▸ WORK TO DO
Will you transcribe all the entries word for word, skipping the pictures they hold?

[Collected data entries]
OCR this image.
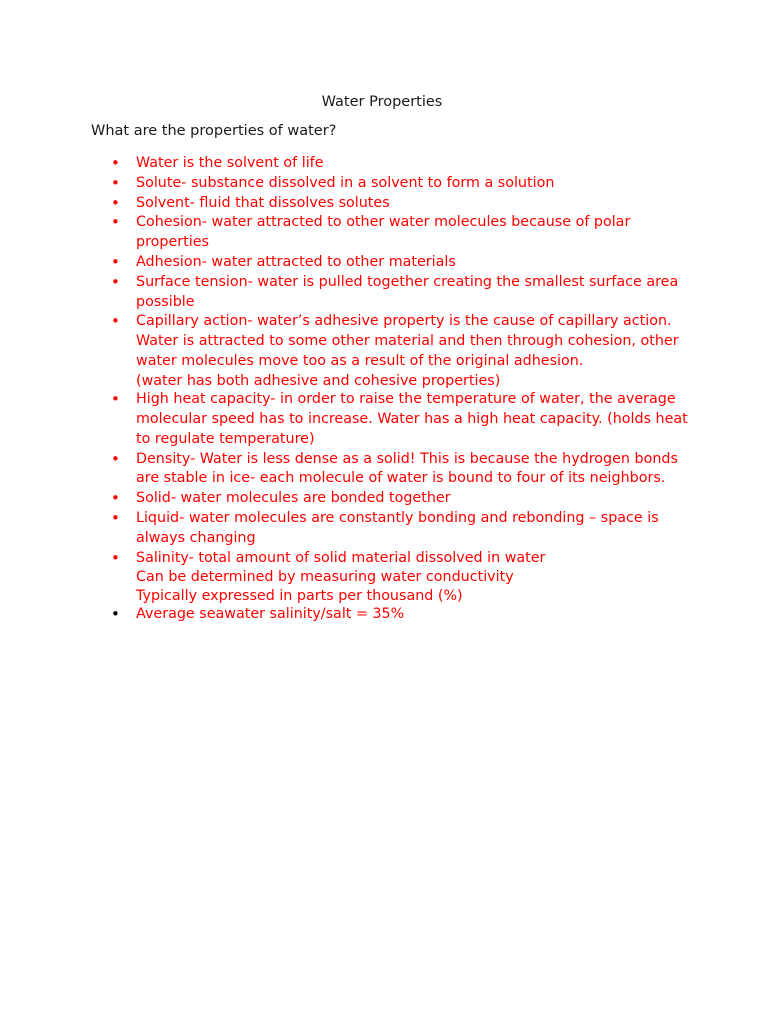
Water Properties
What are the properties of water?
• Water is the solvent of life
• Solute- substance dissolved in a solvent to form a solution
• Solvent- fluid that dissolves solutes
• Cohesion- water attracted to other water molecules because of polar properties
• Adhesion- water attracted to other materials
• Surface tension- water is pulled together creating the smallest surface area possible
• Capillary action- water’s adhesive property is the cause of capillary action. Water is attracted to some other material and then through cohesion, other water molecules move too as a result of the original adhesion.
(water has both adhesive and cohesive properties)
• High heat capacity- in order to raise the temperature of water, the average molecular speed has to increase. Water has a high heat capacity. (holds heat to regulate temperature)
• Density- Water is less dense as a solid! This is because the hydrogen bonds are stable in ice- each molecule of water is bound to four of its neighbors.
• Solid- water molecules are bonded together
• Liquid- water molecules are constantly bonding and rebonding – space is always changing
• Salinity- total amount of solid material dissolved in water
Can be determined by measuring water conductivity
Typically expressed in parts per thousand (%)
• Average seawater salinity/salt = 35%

▸ WRITTEN RESPONSE
OCR this image.
Water Properties
What are the properties of water?
• Water is the solvent of life
• Solute- substance dissolved in a solvent to form a solution
• Solvent- fluid that dissolves solutes
• Cohesion- water attracted to other water molecules because of polar properties
• Adhesion- water attracted to other materials
• Surface tension- water is pulled together creating the smallest surface area possible
• Capillary action- water’s adhesive property is the cause of capillary action. Water is attracted to some other material and then through cohesion, other water molecules move too as a result of the original adhesion.
(water has both adhesive and cohesive properties)
• High heat capacity- in order to raise the temperature of water, the average molecular speed has to increase. Water has a high heat capacity. (holds heat to regulate temperature)
• Density- Water is less dense as a solid! This is because the hydrogen bonds are stable in ice- each molecule of water is bound to four of its neighbors.
• Solid- water molecules are bonded together
• Liquid- water molecules are constantly bonding and rebonding – space is always changing
• Salinity- total amount of solid material dissolved in water
Can be determined by measuring water conductivity
Typically expressed in parts per thousand (%)
• Average seawater salinity/salt = 35%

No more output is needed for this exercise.